* **BRIEF**:
A single number is the answer here: how many lines of the entries contain "większością"?

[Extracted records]
......

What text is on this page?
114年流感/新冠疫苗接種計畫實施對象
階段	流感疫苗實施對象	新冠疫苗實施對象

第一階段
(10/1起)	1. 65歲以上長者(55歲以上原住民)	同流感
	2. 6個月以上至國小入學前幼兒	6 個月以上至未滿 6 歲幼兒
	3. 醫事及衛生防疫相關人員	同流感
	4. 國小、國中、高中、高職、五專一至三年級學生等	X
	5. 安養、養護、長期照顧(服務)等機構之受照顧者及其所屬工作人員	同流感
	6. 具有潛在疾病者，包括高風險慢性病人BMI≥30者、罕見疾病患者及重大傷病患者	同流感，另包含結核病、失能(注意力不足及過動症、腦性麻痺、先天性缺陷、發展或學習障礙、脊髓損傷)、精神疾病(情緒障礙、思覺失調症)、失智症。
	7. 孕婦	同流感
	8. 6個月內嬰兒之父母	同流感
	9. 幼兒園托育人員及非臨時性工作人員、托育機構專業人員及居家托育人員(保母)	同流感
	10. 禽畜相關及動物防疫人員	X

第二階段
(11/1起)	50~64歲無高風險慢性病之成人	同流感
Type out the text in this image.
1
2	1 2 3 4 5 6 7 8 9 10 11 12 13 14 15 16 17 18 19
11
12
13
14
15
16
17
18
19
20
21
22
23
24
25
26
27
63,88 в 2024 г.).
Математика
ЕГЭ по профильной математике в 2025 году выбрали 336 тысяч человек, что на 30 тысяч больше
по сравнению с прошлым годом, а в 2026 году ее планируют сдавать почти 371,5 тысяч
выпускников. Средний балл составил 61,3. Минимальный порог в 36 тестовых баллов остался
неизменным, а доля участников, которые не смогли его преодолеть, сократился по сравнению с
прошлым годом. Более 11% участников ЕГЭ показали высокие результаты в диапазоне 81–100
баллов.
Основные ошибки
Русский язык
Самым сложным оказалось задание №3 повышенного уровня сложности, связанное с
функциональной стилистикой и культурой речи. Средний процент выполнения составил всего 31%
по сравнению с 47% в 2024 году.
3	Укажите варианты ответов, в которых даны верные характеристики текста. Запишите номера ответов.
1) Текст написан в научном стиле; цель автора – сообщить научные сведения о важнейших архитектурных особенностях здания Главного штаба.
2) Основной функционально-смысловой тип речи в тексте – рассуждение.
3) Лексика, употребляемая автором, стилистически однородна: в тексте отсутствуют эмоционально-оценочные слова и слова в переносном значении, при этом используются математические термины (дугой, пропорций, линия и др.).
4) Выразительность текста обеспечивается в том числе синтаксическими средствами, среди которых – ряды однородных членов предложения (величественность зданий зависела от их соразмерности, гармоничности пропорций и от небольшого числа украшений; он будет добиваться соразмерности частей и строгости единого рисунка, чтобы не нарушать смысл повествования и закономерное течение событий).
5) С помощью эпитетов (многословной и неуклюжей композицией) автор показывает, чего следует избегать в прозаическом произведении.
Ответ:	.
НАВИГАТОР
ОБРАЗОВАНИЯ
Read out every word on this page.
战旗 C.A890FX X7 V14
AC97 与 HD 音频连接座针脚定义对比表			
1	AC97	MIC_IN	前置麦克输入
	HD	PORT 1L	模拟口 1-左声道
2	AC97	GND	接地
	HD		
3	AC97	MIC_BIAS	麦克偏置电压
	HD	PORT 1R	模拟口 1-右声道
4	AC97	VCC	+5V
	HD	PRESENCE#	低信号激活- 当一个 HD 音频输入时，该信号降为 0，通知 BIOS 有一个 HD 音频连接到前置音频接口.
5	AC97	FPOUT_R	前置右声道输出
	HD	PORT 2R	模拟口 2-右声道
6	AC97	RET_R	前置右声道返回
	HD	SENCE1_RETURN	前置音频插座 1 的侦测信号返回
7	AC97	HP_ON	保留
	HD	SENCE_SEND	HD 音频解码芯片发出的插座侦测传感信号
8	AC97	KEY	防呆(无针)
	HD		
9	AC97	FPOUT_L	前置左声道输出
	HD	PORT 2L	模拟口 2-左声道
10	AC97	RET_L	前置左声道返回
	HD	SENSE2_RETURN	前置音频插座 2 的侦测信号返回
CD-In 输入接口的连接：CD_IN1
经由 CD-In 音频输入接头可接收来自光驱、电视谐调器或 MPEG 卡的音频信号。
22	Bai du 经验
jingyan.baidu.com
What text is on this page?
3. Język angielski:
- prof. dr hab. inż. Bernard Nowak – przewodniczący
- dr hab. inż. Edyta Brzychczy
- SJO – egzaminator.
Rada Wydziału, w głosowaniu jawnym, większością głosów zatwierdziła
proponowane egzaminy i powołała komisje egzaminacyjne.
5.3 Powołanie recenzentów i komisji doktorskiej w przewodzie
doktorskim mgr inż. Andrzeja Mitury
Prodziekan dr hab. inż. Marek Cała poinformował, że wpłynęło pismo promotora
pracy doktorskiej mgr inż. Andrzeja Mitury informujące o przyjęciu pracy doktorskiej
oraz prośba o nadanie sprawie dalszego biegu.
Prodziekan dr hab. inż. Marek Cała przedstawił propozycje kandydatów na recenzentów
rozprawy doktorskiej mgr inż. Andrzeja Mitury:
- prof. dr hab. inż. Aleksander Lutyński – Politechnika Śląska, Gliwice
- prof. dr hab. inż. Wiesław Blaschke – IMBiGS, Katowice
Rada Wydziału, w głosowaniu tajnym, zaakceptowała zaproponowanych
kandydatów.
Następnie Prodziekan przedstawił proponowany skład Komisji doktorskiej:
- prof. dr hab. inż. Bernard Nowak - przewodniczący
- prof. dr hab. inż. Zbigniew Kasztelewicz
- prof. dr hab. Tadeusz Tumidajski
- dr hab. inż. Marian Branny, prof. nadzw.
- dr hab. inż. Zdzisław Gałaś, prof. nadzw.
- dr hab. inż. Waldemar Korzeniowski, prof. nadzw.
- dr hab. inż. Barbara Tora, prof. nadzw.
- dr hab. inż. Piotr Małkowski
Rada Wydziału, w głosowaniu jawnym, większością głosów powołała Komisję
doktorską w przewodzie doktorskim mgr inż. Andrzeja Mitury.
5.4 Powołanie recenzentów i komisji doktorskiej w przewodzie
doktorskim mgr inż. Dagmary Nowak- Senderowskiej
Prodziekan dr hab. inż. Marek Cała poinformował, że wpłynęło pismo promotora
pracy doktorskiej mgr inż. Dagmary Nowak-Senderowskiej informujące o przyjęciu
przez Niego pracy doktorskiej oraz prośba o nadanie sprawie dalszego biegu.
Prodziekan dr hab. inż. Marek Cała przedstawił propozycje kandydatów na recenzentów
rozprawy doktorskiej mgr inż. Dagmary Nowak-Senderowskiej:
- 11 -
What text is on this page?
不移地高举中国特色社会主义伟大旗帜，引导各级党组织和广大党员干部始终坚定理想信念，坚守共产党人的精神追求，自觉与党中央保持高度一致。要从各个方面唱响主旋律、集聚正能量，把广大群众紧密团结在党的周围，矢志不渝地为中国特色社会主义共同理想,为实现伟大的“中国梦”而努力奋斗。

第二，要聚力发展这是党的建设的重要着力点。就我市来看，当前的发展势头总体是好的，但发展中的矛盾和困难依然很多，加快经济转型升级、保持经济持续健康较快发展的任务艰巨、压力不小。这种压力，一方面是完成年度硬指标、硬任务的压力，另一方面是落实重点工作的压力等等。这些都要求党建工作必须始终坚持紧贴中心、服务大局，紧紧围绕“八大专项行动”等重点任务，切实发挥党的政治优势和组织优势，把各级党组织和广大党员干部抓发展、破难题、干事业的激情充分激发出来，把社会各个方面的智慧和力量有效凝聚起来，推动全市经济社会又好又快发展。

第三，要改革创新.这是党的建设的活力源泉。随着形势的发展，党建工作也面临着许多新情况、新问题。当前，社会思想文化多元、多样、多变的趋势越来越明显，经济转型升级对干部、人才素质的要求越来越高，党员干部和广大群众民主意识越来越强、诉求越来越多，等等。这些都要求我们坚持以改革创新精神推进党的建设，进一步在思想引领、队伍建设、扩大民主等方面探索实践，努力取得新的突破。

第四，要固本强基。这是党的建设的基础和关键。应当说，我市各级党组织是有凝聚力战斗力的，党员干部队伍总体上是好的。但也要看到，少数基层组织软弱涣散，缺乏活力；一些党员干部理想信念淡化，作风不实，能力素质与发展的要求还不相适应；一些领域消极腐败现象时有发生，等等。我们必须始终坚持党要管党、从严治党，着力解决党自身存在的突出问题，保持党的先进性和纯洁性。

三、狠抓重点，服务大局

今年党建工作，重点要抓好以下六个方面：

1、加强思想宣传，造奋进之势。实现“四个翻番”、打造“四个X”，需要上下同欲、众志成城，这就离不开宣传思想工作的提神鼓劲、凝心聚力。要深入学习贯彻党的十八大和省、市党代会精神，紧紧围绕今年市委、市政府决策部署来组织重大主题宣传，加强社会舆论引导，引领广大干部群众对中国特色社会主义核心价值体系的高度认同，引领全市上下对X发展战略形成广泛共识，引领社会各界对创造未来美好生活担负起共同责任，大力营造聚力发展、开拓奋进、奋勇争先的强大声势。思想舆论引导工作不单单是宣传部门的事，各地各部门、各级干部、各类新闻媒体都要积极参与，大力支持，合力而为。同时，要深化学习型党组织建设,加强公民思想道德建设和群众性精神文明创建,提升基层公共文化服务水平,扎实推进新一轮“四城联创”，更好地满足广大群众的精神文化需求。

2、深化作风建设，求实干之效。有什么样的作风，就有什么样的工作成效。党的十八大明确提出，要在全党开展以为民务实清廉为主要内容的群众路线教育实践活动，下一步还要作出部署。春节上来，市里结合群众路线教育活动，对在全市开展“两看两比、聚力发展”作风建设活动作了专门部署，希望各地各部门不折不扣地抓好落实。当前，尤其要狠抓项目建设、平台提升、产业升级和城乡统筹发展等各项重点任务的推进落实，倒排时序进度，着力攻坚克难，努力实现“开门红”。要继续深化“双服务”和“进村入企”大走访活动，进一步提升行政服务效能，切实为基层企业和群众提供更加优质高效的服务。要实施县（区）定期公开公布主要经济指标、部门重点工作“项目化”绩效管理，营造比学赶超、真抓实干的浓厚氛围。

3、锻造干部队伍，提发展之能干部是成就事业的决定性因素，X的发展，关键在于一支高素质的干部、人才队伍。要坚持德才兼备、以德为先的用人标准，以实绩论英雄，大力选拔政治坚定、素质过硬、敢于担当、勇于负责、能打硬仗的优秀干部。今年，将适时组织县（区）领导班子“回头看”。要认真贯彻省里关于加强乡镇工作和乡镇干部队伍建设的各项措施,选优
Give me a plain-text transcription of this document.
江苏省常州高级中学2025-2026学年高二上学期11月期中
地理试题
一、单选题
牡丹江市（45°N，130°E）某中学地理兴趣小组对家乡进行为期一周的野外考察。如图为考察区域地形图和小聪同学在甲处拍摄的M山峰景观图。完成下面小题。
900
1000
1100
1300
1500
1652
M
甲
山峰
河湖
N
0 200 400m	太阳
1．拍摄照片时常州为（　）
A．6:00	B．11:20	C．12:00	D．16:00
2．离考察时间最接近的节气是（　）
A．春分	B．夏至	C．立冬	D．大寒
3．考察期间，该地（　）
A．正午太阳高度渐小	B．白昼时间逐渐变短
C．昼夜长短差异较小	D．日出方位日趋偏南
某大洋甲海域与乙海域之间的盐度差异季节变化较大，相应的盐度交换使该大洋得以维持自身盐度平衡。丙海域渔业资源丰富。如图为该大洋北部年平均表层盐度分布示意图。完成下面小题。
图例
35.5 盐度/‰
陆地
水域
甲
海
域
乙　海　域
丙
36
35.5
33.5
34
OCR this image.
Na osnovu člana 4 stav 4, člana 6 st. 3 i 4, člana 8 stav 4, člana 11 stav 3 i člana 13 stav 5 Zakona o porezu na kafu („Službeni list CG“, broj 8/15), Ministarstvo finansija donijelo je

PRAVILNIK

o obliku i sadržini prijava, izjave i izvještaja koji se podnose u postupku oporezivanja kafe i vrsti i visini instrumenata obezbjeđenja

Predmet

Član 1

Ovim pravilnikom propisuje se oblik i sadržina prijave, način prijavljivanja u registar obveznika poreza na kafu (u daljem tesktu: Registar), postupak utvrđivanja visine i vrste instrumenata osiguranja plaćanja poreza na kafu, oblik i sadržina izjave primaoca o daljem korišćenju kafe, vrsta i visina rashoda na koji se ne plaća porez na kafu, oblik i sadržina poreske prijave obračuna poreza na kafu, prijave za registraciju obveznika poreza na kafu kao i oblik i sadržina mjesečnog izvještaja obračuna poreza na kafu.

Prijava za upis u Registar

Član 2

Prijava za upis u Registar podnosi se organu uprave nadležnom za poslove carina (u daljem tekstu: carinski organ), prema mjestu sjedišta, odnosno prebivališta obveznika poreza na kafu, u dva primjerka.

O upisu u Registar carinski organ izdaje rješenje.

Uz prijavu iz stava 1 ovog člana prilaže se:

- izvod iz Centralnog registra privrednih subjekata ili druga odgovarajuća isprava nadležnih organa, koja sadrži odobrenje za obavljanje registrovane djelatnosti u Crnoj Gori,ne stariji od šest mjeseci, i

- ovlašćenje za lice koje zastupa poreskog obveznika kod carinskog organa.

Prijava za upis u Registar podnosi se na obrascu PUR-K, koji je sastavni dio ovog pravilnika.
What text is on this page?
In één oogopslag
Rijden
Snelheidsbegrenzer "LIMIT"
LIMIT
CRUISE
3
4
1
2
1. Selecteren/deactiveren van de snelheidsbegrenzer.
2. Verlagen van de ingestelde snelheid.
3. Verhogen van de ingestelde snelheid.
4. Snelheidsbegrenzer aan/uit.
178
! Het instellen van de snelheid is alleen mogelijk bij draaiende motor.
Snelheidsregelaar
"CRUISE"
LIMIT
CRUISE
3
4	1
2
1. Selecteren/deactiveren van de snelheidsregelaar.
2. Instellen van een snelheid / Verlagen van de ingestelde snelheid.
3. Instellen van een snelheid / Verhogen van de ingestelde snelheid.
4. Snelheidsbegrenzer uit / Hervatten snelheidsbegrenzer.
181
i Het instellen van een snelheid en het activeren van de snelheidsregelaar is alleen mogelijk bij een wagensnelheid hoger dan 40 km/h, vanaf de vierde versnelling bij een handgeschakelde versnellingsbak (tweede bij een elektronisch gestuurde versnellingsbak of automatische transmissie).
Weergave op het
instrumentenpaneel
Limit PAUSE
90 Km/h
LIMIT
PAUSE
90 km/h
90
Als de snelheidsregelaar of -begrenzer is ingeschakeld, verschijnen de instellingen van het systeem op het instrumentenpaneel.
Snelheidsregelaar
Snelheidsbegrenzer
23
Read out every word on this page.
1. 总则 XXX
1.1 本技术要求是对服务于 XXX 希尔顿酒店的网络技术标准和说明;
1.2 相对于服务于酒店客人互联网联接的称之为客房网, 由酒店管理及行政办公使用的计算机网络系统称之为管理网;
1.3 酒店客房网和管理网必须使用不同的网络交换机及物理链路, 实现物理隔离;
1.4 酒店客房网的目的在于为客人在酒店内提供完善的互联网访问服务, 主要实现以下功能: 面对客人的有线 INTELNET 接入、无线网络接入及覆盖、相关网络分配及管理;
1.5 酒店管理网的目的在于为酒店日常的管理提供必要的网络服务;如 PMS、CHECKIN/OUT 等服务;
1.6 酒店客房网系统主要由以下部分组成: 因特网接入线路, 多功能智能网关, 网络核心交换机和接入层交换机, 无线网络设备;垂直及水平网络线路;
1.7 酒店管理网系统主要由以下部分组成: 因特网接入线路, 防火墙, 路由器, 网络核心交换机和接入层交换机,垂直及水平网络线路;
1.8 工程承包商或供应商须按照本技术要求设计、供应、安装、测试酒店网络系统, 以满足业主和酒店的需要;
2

......

* **SOLUTION**:
2